LISTED ENTRIES:
━━━
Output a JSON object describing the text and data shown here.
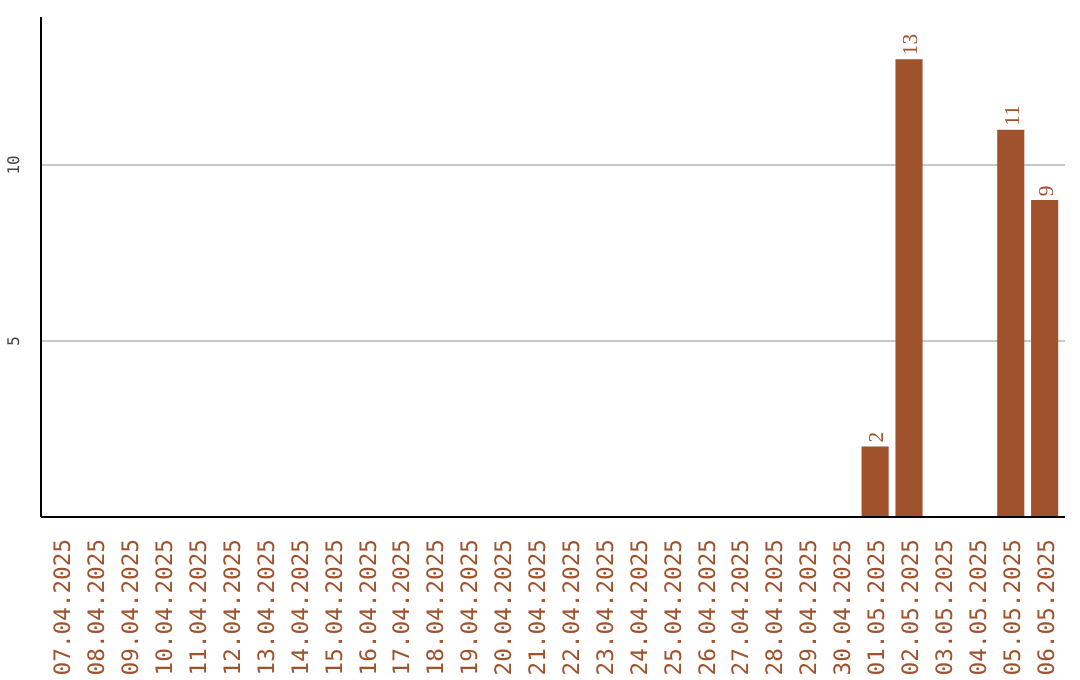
{
  "chart_data": {
    "type": "bar",
    "categories": [
      "07.04.2025",
      "08.04.2025",
      "09.04.2025",
      "10.04.2025",
      "11.04.2025",
      "12.04.2025",
      "13.04.2025",
      "14.04.2025",
      "15.04.2025",
      "16.04.2025",
      "17.04.2025",
      "18.04.2025",
      "19.04.2025",
      "20.04.2025",
      "21.04.2025",
      "22.04.2025",
      "23.04.2025",
      "24.04.2025",
      "25.04.2025",
      "26.04.2025",
      "27.04.2025",
      "28.04.2025",
      "29.04.2025",
      "30.04.2025",
      "01.05.2025",
      "02.05.2025",
      "03.05.2025",
      "04.05.2025",
      "05.05.2025",
      "06.05.2025"
    ],
    "values": [
      0,
      0,
      0,
      0,
      0,
      0,
      0,
      0,
      0,
      0,
      0,
      0,
      0,
      0,
      0,
      0,
      0,
      0,
      0,
      0,
      0,
      0,
      0,
      0,
      2,
      13,
      0,
      0,
      11,
      9
    ],
    "value_labels": [
      null,
      null,
      null,
      null,
      null,
      null,
      null,
      null,
      null,
      null,
      null,
      null,
      null,
      null,
      null,
      null,
      null,
      null,
      null,
      null,
      null,
      null,
      null,
      null,
      "2",
      "13",
      null,
      null,
      "11",
      "9"
    ],
    "color": "#a0522d",
    "ylim": [
      0,
      14.2
    ],
    "yticks": [
      5,
      10
    ],
    "grid": "y"
  }
}
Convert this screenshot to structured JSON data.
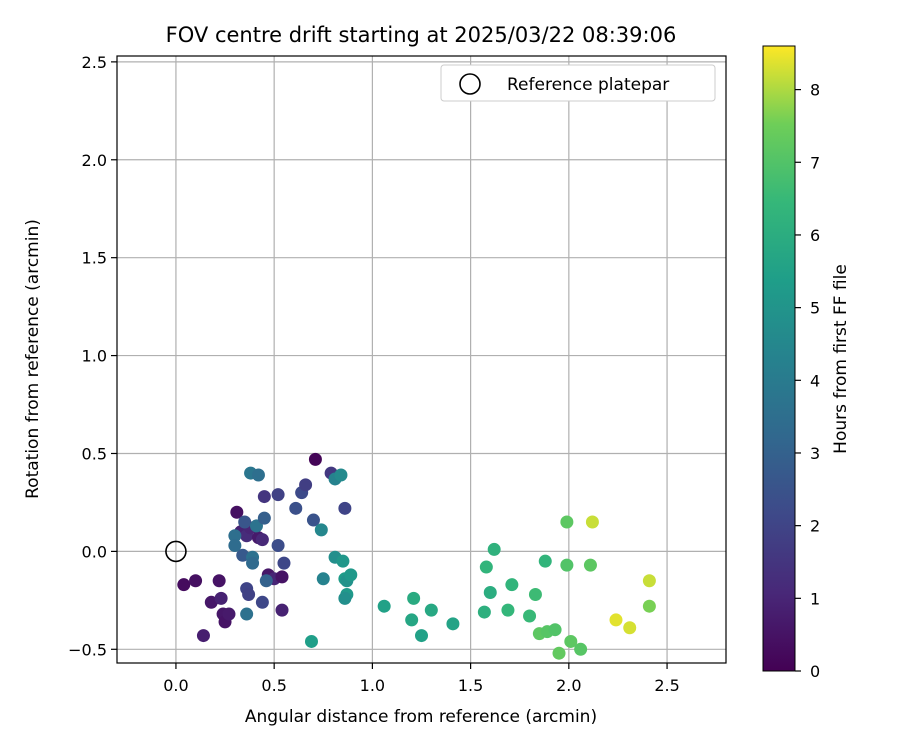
{
  "chart_data": {
    "type": "scatter",
    "title": "FOV centre drift starting at 2025/03/22 08:39:06",
    "xlabel": "Angular distance from reference (arcmin)",
    "ylabel": "Rotation from reference (arcmin)",
    "xlim": [
      -0.3,
      2.8
    ],
    "ylim": [
      -0.57,
      2.53
    ],
    "xticks": [
      0.0,
      0.5,
      1.0,
      1.5,
      2.0,
      2.5
    ],
    "xtick_labels": [
      "0.0",
      "0.5",
      "1.0",
      "1.5",
      "2.0",
      "2.5"
    ],
    "yticks": [
      -0.5,
      0.0,
      0.5,
      1.0,
      1.5,
      2.0,
      2.5
    ],
    "ytick_labels": [
      "−0.5",
      "0.0",
      "0.5",
      "1.0",
      "1.5",
      "2.0",
      "2.5"
    ],
    "grid": true,
    "legend": {
      "placement": "top-right",
      "entries": [
        "Reference platepar"
      ]
    },
    "reference_point": {
      "x": 0.0,
      "y": 0.0
    },
    "colorbar": {
      "label": "Hours from first FF file",
      "colormap": "viridis",
      "range": [
        0,
        8.6
      ],
      "ticks": [
        0,
        1,
        2,
        3,
        4,
        5,
        6,
        7,
        8
      ],
      "tick_labels": [
        "0",
        "1",
        "2",
        "3",
        "4",
        "5",
        "6",
        "7",
        "8"
      ]
    },
    "series": [
      {
        "points": [
          {
            "x": 0.71,
            "y": 0.47,
            "c": 0.1
          },
          {
            "x": 0.04,
            "y": -0.17,
            "c": 0.3
          },
          {
            "x": 0.1,
            "y": -0.15,
            "c": 0.4
          },
          {
            "x": 0.14,
            "y": -0.43,
            "c": 0.8
          },
          {
            "x": 0.18,
            "y": -0.26,
            "c": 0.6
          },
          {
            "x": 0.22,
            "y": -0.15,
            "c": 0.5
          },
          {
            "x": 0.23,
            "y": -0.24,
            "c": 0.9
          },
          {
            "x": 0.24,
            "y": -0.32,
            "c": 0.6
          },
          {
            "x": 0.25,
            "y": -0.36,
            "c": 0.5
          },
          {
            "x": 0.27,
            "y": -0.32,
            "c": 0.7
          },
          {
            "x": 0.31,
            "y": 0.2,
            "c": 0.4
          },
          {
            "x": 0.33,
            "y": 0.1,
            "c": 0.9
          },
          {
            "x": 0.36,
            "y": 0.08,
            "c": 1.2
          },
          {
            "x": 0.38,
            "y": 0.12,
            "c": 1.0
          },
          {
            "x": 0.42,
            "y": 0.07,
            "c": 0.7
          },
          {
            "x": 0.44,
            "y": 0.06,
            "c": 1.1
          },
          {
            "x": 0.45,
            "y": 0.28,
            "c": 1.5
          },
          {
            "x": 0.47,
            "y": -0.12,
            "c": 0.6
          },
          {
            "x": 0.5,
            "y": -0.14,
            "c": 1.0
          },
          {
            "x": 0.54,
            "y": -0.13,
            "c": 0.5
          },
          {
            "x": 0.54,
            "y": -0.3,
            "c": 0.9
          },
          {
            "x": 0.52,
            "y": 0.29,
            "c": 1.9
          },
          {
            "x": 0.55,
            "y": -0.06,
            "c": 2.1
          },
          {
            "x": 0.52,
            "y": 0.03,
            "c": 2.3
          },
          {
            "x": 0.61,
            "y": 0.22,
            "c": 2.4
          },
          {
            "x": 0.64,
            "y": 0.3,
            "c": 2.2
          },
          {
            "x": 0.66,
            "y": 0.34,
            "c": 1.8
          },
          {
            "x": 0.7,
            "y": 0.16,
            "c": 2.5
          },
          {
            "x": 0.79,
            "y": 0.4,
            "c": 1.6
          },
          {
            "x": 0.86,
            "y": 0.22,
            "c": 2.0
          },
          {
            "x": 0.36,
            "y": -0.19,
            "c": 2.0
          },
          {
            "x": 0.37,
            "y": -0.22,
            "c": 1.9
          },
          {
            "x": 0.44,
            "y": -0.26,
            "c": 2.1
          },
          {
            "x": 0.46,
            "y": -0.15,
            "c": 3.0
          },
          {
            "x": 0.35,
            "y": 0.15,
            "c": 2.6
          },
          {
            "x": 0.34,
            "y": -0.02,
            "c": 2.7
          },
          {
            "x": 0.3,
            "y": 0.08,
            "c": 3.5
          },
          {
            "x": 0.3,
            "y": 0.03,
            "c": 3.4
          },
          {
            "x": 0.39,
            "y": -0.03,
            "c": 3.6
          },
          {
            "x": 0.39,
            "y": -0.06,
            "c": 3.3
          },
          {
            "x": 0.41,
            "y": 0.13,
            "c": 3.7
          },
          {
            "x": 0.45,
            "y": 0.17,
            "c": 2.9
          },
          {
            "x": 0.36,
            "y": -0.32,
            "c": 3.6
          },
          {
            "x": 0.38,
            "y": 0.4,
            "c": 3.8
          },
          {
            "x": 0.42,
            "y": 0.39,
            "c": 3.5
          },
          {
            "x": 0.74,
            "y": 0.11,
            "c": 4.5
          },
          {
            "x": 0.81,
            "y": 0.37,
            "c": 4.3
          },
          {
            "x": 0.84,
            "y": 0.39,
            "c": 4.6
          },
          {
            "x": 0.75,
            "y": -0.14,
            "c": 4.3
          },
          {
            "x": 0.81,
            "y": -0.03,
            "c": 4.8
          },
          {
            "x": 0.85,
            "y": -0.05,
            "c": 5.1
          },
          {
            "x": 0.86,
            "y": -0.14,
            "c": 5.3
          },
          {
            "x": 0.87,
            "y": -0.15,
            "c": 4.9
          },
          {
            "x": 0.89,
            "y": -0.12,
            "c": 5.2
          },
          {
            "x": 0.87,
            "y": -0.22,
            "c": 5.2
          },
          {
            "x": 0.86,
            "y": -0.24,
            "c": 4.8
          },
          {
            "x": 0.69,
            "y": -0.46,
            "c": 5.4
          },
          {
            "x": 1.06,
            "y": -0.28,
            "c": 5.5
          },
          {
            "x": 1.21,
            "y": -0.24,
            "c": 5.9
          },
          {
            "x": 1.2,
            "y": -0.35,
            "c": 5.7
          },
          {
            "x": 1.25,
            "y": -0.43,
            "c": 5.5
          },
          {
            "x": 1.3,
            "y": -0.3,
            "c": 5.8
          },
          {
            "x": 1.41,
            "y": -0.37,
            "c": 5.6
          },
          {
            "x": 1.57,
            "y": -0.31,
            "c": 6.1
          },
          {
            "x": 1.58,
            "y": -0.08,
            "c": 6.3
          },
          {
            "x": 1.6,
            "y": -0.21,
            "c": 6.0
          },
          {
            "x": 1.62,
            "y": 0.01,
            "c": 6.2
          },
          {
            "x": 1.69,
            "y": -0.3,
            "c": 6.4
          },
          {
            "x": 1.71,
            "y": -0.17,
            "c": 6.3
          },
          {
            "x": 1.8,
            "y": -0.33,
            "c": 6.5
          },
          {
            "x": 1.83,
            "y": -0.22,
            "c": 6.6
          },
          {
            "x": 1.88,
            "y": -0.05,
            "c": 6.3
          },
          {
            "x": 1.85,
            "y": -0.42,
            "c": 7.2
          },
          {
            "x": 1.89,
            "y": -0.41,
            "c": 7.1
          },
          {
            "x": 1.93,
            "y": -0.4,
            "c": 7.0
          },
          {
            "x": 1.95,
            "y": -0.52,
            "c": 7.3
          },
          {
            "x": 1.99,
            "y": -0.07,
            "c": 7.0
          },
          {
            "x": 1.99,
            "y": 0.15,
            "c": 7.2
          },
          {
            "x": 2.01,
            "y": -0.46,
            "c": 7.2
          },
          {
            "x": 2.06,
            "y": -0.5,
            "c": 7.1
          },
          {
            "x": 2.11,
            "y": -0.07,
            "c": 7.2
          },
          {
            "x": 2.12,
            "y": 0.15,
            "c": 8.2
          },
          {
            "x": 2.24,
            "y": -0.35,
            "c": 8.4
          },
          {
            "x": 2.31,
            "y": -0.39,
            "c": 8.3
          },
          {
            "x": 2.41,
            "y": -0.28,
            "c": 7.6
          },
          {
            "x": 2.41,
            "y": -0.15,
            "c": 8.2
          }
        ]
      }
    ]
  }
}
━━━
WRITTEN EXERCISE: Pick out all lines containing the string "arcmin".

WRITTEN RESPONSE:
    "xlabel": "Angular distance from reference (arcmin)",
    "ylabel": "Rotation from reference (arcmin)",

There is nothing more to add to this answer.